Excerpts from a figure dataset
—————

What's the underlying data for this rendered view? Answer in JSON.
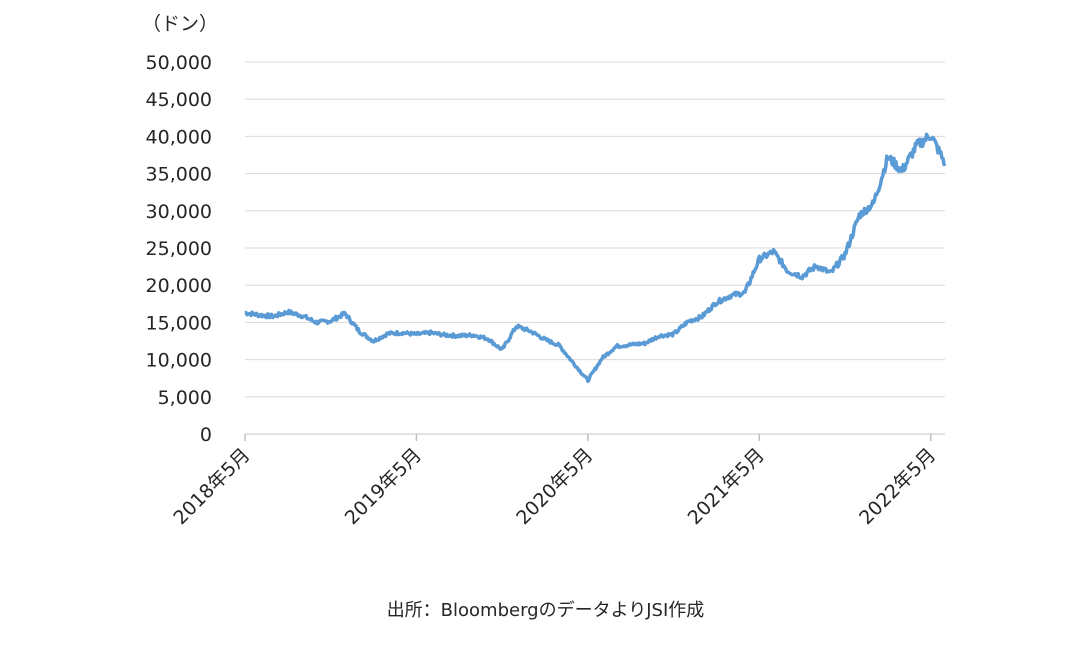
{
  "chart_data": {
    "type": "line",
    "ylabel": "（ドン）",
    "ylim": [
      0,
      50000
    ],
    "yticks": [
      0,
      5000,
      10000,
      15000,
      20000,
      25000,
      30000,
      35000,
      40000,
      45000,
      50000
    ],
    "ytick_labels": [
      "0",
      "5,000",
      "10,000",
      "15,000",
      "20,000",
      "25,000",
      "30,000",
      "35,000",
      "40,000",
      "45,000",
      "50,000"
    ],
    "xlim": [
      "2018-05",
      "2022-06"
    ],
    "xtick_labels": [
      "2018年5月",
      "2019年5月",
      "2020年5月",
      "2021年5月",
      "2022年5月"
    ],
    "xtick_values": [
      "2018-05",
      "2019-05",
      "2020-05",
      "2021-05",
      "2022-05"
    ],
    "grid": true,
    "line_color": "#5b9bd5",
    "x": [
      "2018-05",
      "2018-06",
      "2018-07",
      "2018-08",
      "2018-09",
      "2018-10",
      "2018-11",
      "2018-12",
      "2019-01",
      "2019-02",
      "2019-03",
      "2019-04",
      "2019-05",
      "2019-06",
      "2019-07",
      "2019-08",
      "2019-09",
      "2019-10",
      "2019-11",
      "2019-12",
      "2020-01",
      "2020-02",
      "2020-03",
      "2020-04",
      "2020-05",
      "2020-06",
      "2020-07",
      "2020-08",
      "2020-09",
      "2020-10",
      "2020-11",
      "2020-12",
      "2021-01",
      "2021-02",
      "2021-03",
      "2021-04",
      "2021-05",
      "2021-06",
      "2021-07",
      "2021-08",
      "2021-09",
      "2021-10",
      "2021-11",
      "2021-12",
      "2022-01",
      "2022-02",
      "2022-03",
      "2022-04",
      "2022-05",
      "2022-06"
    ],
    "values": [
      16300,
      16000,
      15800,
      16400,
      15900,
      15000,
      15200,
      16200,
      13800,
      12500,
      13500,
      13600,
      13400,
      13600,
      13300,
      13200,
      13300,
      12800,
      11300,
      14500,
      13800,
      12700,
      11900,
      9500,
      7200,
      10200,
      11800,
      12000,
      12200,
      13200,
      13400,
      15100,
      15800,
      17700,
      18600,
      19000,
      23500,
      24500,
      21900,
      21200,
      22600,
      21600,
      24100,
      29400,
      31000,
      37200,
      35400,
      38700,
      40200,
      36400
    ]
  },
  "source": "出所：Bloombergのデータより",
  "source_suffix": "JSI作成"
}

—————

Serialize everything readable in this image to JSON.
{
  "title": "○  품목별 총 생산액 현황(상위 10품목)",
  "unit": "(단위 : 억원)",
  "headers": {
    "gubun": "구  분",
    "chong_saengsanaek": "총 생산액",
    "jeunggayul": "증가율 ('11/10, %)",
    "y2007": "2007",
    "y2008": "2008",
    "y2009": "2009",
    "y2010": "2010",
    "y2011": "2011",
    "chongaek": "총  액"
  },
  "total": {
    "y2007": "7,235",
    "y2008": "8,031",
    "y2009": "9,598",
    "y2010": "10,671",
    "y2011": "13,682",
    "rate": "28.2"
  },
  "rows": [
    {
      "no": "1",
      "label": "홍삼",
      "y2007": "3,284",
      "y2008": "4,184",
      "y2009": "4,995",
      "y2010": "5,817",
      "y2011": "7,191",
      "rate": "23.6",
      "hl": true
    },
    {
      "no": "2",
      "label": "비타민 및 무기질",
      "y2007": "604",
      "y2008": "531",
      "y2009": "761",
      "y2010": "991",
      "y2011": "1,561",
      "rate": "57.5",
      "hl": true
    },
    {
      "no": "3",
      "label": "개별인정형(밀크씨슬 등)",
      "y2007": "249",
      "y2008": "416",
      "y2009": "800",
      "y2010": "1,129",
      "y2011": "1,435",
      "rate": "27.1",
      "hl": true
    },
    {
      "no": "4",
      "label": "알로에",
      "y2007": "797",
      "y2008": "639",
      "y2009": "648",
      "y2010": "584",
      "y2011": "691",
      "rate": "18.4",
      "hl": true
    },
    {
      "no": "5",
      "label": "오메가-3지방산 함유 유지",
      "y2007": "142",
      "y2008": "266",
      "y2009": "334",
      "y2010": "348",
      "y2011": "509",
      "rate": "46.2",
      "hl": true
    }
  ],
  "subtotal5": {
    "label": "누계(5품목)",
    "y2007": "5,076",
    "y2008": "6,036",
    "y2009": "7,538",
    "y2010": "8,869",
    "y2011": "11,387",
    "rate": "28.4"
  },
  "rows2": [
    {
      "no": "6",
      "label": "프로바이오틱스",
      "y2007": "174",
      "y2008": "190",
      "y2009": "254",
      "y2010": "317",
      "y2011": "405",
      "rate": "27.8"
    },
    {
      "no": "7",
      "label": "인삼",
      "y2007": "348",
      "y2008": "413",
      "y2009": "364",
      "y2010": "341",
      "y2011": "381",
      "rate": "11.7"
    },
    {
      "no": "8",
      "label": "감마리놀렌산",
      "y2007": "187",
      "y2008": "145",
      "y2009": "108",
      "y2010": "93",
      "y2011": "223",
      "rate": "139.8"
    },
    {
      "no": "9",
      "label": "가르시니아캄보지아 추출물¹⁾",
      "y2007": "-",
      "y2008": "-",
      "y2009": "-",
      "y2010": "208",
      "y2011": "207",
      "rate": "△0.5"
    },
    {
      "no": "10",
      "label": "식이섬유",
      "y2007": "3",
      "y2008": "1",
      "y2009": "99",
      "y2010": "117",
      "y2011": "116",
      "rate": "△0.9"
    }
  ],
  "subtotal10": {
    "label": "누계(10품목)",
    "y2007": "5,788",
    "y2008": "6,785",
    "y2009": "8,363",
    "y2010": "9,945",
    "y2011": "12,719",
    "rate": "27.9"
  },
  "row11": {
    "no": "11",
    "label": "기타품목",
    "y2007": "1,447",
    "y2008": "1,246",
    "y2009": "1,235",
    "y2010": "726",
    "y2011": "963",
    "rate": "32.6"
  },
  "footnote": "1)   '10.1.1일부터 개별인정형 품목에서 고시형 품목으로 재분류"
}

—————

**Objective**
In the material above, find the lines that contain "개별인정형" and show them.

**Complete output**
      "label": "개별인정형(밀크씨슬 등)",
  "footnote": "1)   '10.1.1일부터 개별인정형 품목에서 고시형 품목으로 재분류"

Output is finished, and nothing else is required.